● **Written request**: Extract all lines in the data that contain the word "本部分的附录".
++++ Task material ++++
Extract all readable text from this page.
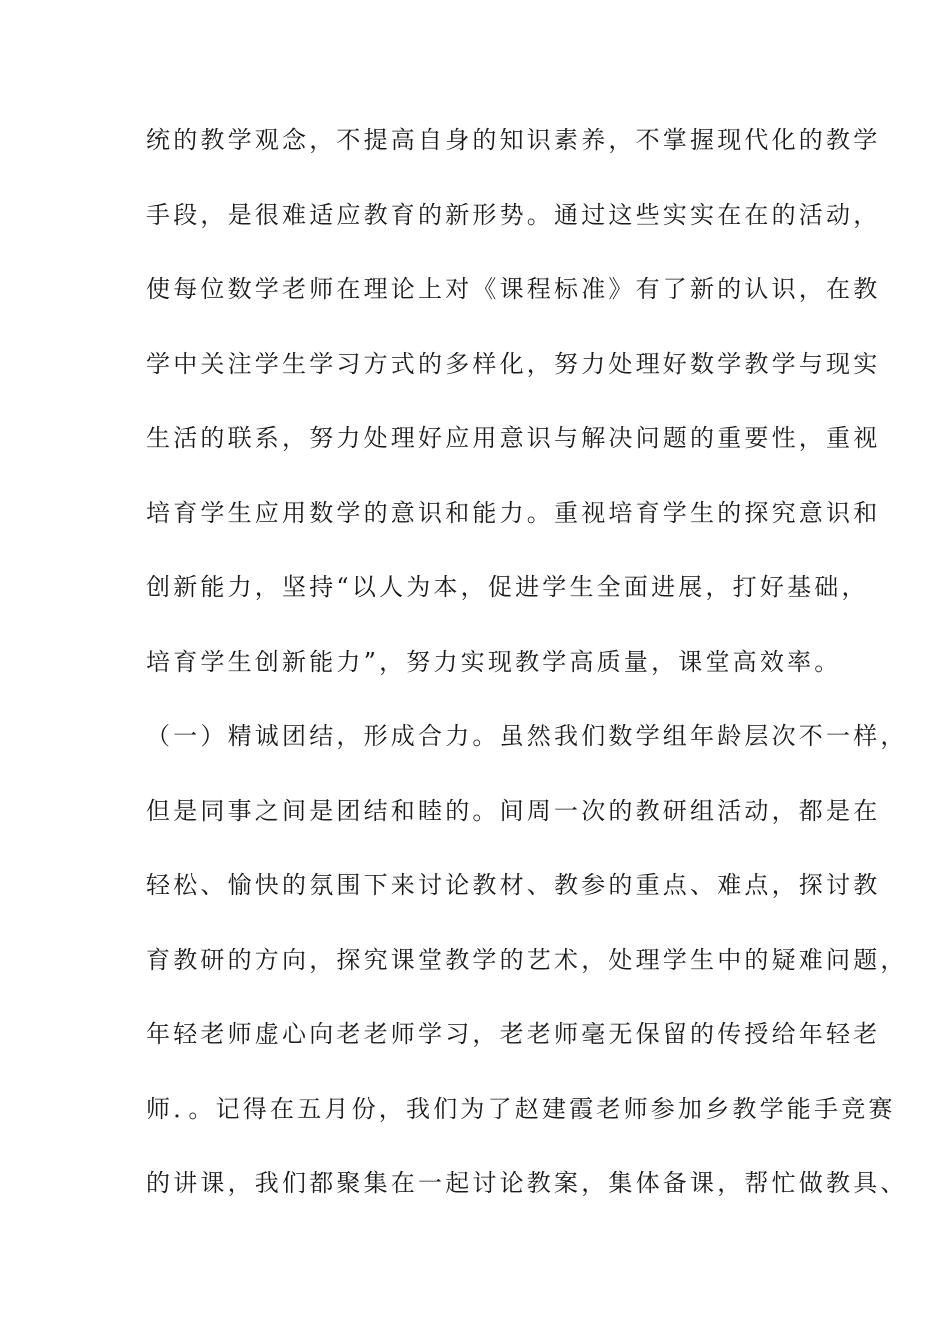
统的教学观念，不提高自身的知识素养，不掌握现代化的教学
手段，是很难适应教育的新形势。通过这些实实在在的活动，
使每位数学老师在理论上对《课程标准》有了新的认识，在教
学中关注学生学习方式的多样化，努力处理好数学教学与现实
生活的联系，努力处理好应用意识与解决问题的重要性，重视
培育学生应用数学的意识和能力。重视培育学生的探究意识和
创新能力，坚持“以人为本，促进学生全面进展，打好基础，
培育学生创新能力”，努力实现教学高质量，课堂高效率。
（一）精诚团结，形成合力。虽然我们数学组年龄层次不一样，
但是同事之间是团结和睦的。间周一次的教研组活动，都是在
轻松、愉快的氛围下来讨论教材、教参的重点、难点，探讨教
育教研的方向，探究课堂教学的艺术，处理学生中的疑难问题，
年轻老师虚心向老老师学习，老老师毫无保留的传授给年轻老
师．。记得在五月份，我们为了赵建霞老师参加乡教学能手竞赛
的讲课，我们都聚集在一起讨论教案，集体备课，帮忙做教具、
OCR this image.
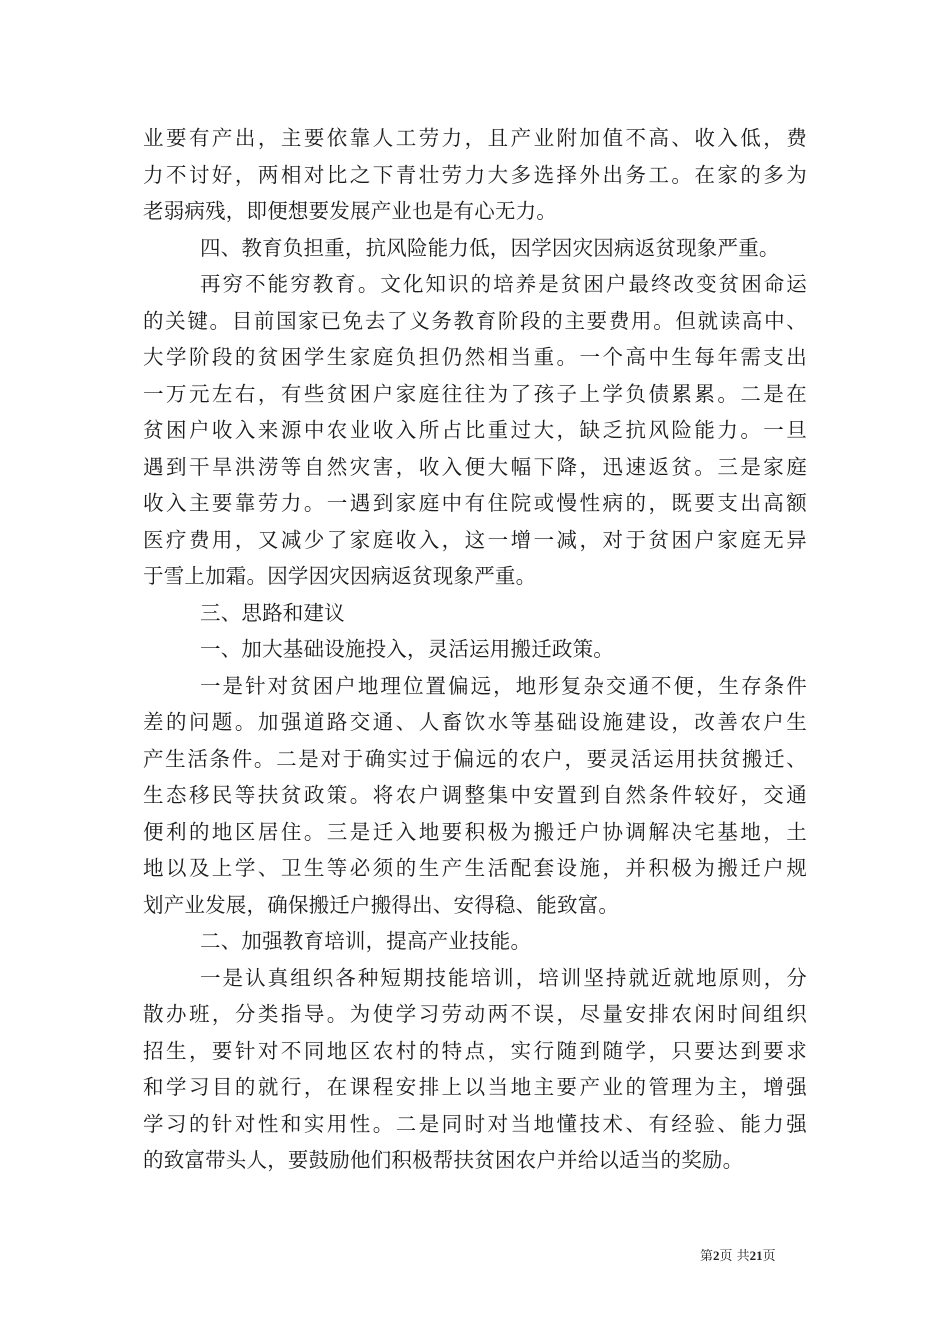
业要有产出，主要依靠人工劳力，且产业附加值不高、收入低，费
力不讨好，两相对比之下青壮劳力大多选择外出务工。在家的多为
老弱病残，即便想要发展产业也是有心无力。
四、教育负担重，抗风险能力低，因学因灾因病返贫现象严重。
再穷不能穷教育。文化知识的培养是贫困户最终改变贫困命运
的关键。目前国家已免去了义务教育阶段的主要费用。但就读高中、
大学阶段的贫困学生家庭负担仍然相当重。一个高中生每年需支出
一万元左右，有些贫困户家庭往往为了孩子上学负债累累。二是在
贫困户收入来源中农业收入所占比重过大，缺乏抗风险能力。一旦
遇到干旱洪涝等自然灾害，收入便大幅下降，迅速返贫。三是家庭
收入主要靠劳力。一遇到家庭中有住院或慢性病的，既要支出高额
医疗费用，又减少了家庭收入，这一增一减，对于贫困户家庭无异
于雪上加霜。因学因灾因病返贫现象严重。
三、思路和建议
一、加大基础设施投入，灵活运用搬迁政策。
一是针对贫困户地理位置偏远，地形复杂交通不便，生存条件
差的问题。加强道路交通、人畜饮水等基础设施建设，改善农户生
产生活条件。二是对于确实过于偏远的农户，要灵活运用扶贫搬迁、
生态移民等扶贫政策。将农户调整集中安置到自然条件较好，交通
便利的地区居住。三是迁入地要积极为搬迁户协调解决宅基地，土
地以及上学、卫生等必须的生产生活配套设施，并积极为搬迁户规
划产业发展，确保搬迁户搬得出、安得稳、能致富。
二、加强教育培训，提高产业技能。
一是认真组织各种短期技能培训，培训坚持就近就地原则，分
散办班，分类指导。为使学习劳动两不误，尽量安排农闲时间组织
招生，要针对不同地区农村的特点，实行随到随学，只要达到要求
和学习目的就行，在课程安排上以当地主要产业的管理为主，增强
学习的针对性和实用性。二是同时对当地懂技术、有经验、能力强
的致富带头人，要鼓励他们积极帮扶贫困农户并给以适当的奖励。
第2页 共21页
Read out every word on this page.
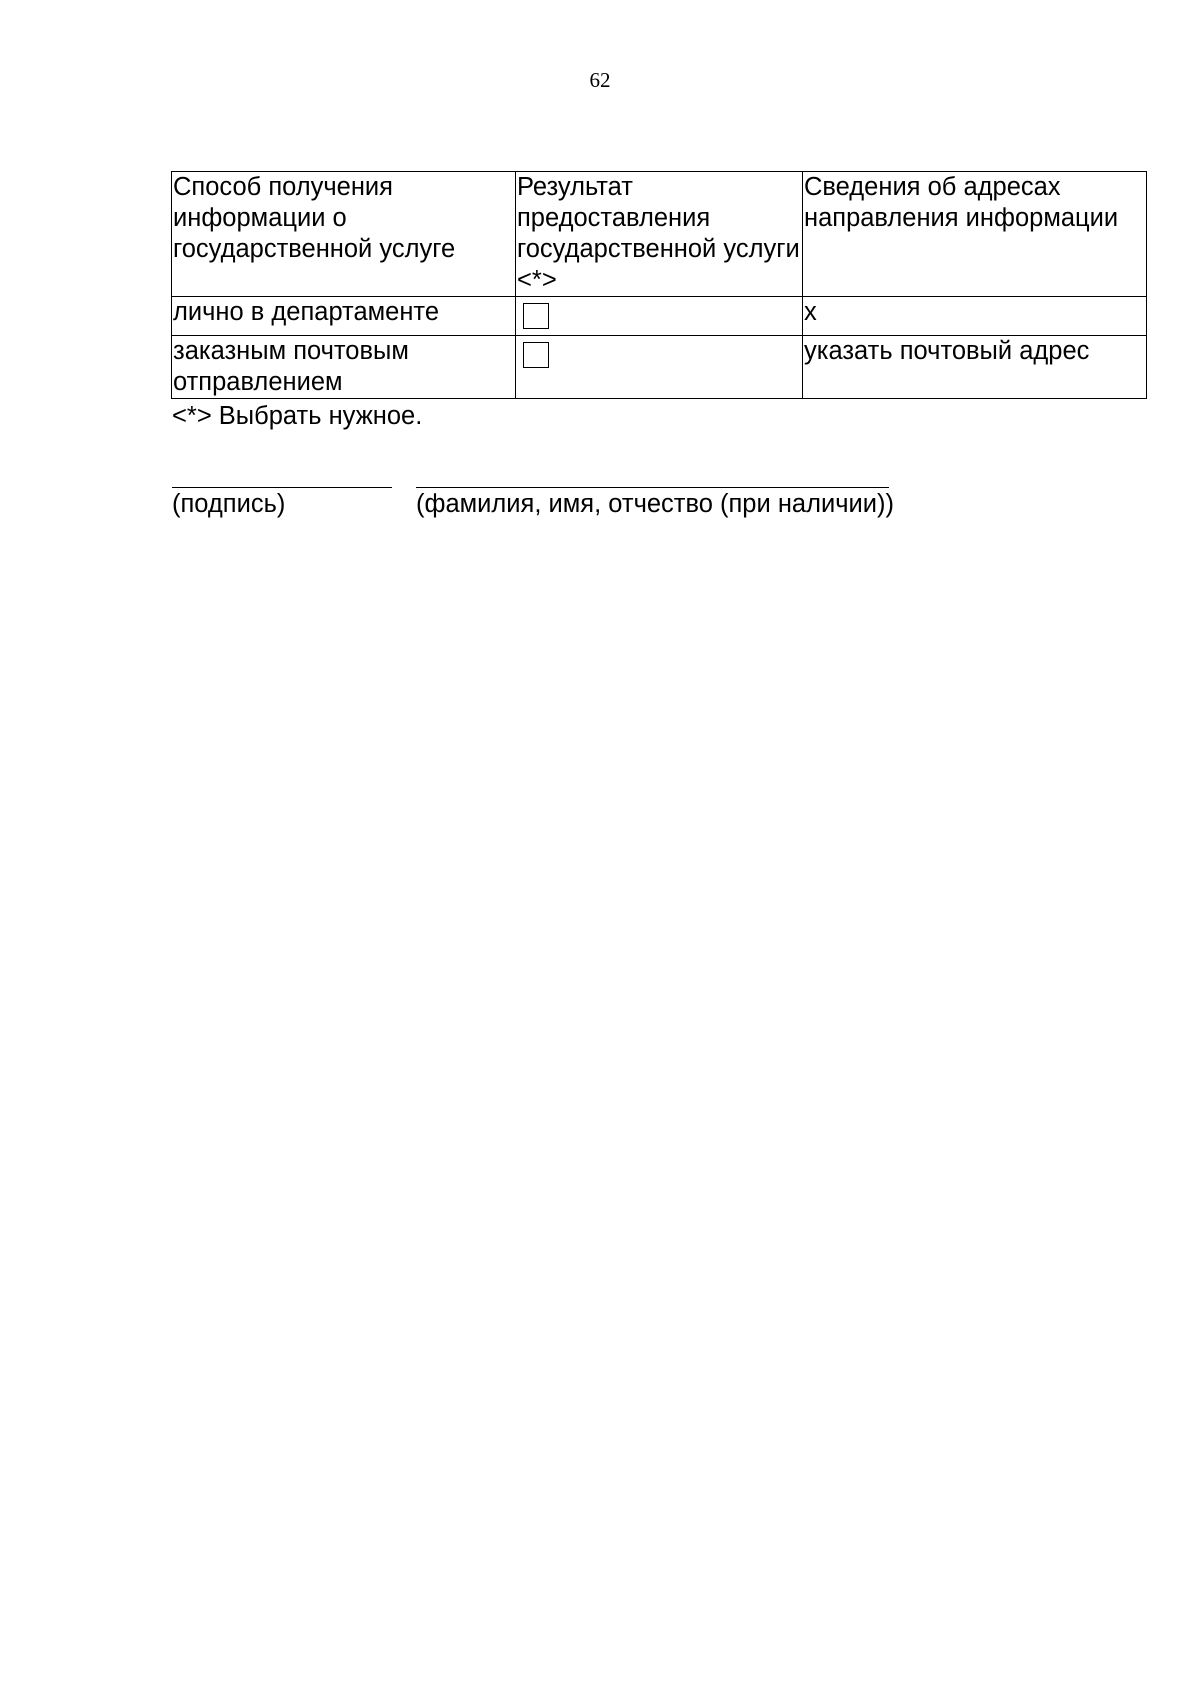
62
Способ получения информации о государственной услуге	Результат предоставления государственной услуги <*>	Сведения об адресах направления информации
лично в департаменте		x
заказным почтовым отправлением		указать почтовый адрес
<*> Выбрать нужное.
(подпись)	(фамилия, имя, отчество (при наличии))
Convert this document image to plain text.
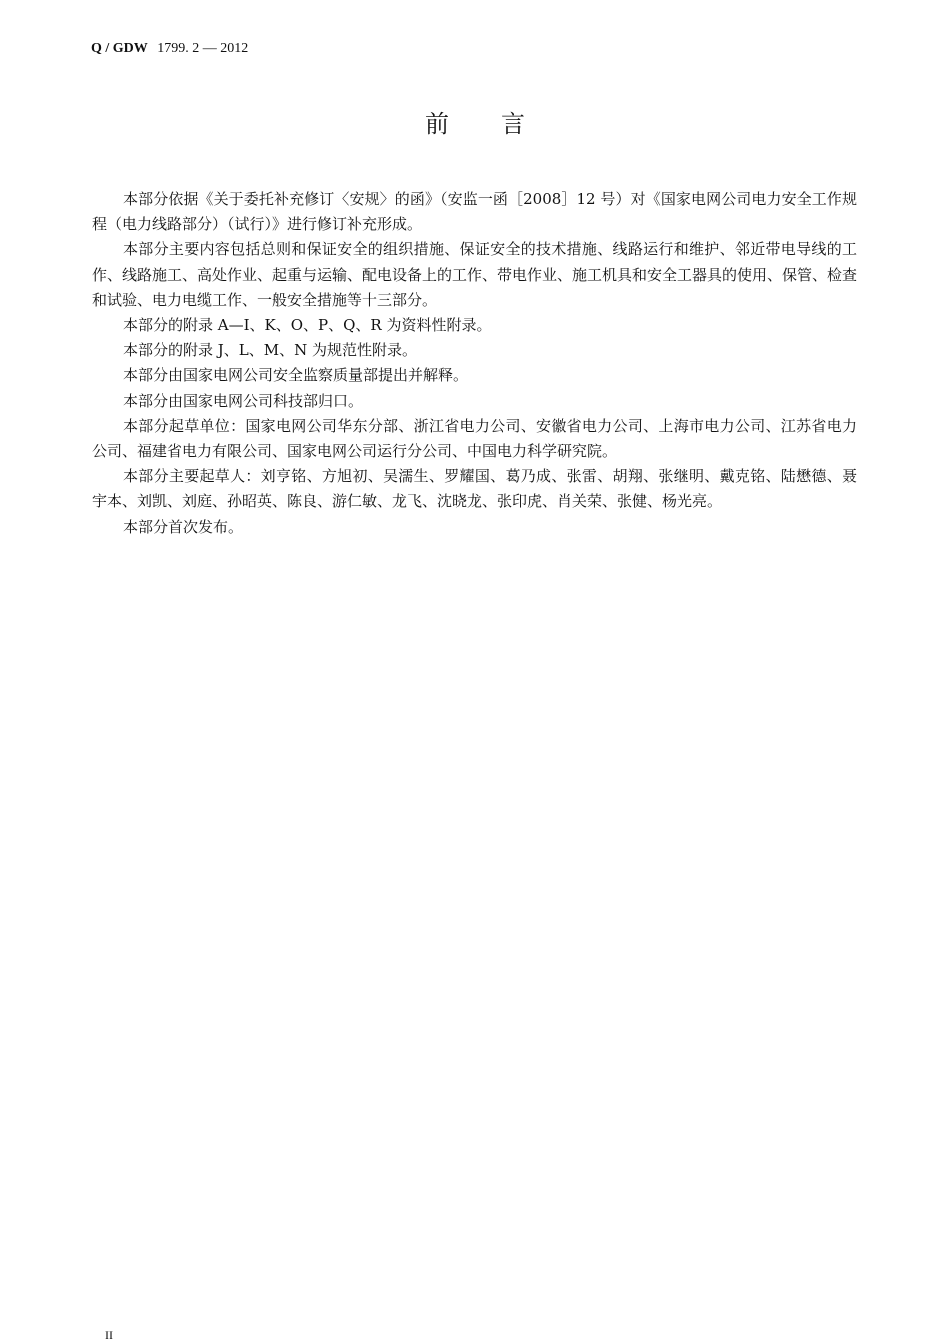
Q / GDW 1799. 2 — 2012
前 言

本部分依据《关于委托补充修订〈安规〉的函》（安监一函［2008］12 号）对《国家电网公司电力安全工作规程（电力线路部分）（试行）》进行修订补充形成。

本部分主要内容包括总则和保证安全的组织措施、保证安全的技术措施、线路运行和维护、邻近带电导线的工作、线路施工、高处作业、起重与运输、配电设备上的工作、带电作业、施工机具和安全工器具的使用、保管、检查和试验、电力电缆工作、一般安全措施等十三部分。

本部分的附录 A—I、K、O、P、Q、R 为资料性附录。

本部分的附录 J、L、M、N 为规范性附录。

本部分由国家电网公司安全监察质量部提出并解释。

本部分由国家电网公司科技部归口。

本部分起草单位：国家电网公司华东分部、浙江省电力公司、安徽省电力公司、上海市电力公司、江苏省电力公司、福建省电力有限公司、国家电网公司运行分公司、中国电力科学研究院。

本部分主要起草人：刘亨铭、方旭初、吴濡生、罗耀国、葛乃成、张雷、胡翔、张继明、戴克铭、陆懋德、聂宇本、刘凯、刘庭、孙昭英、陈良、游仁敏、龙飞、沈晓龙、张印虎、肖关荣、张健、杨光亮。

本部分首次发布。

II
++++
● **Exercise response**:
本部分的附录 A—I、K、O、P、Q、R 为资料性附录。
本部分的附录 J、L、M、N 为规范性附录。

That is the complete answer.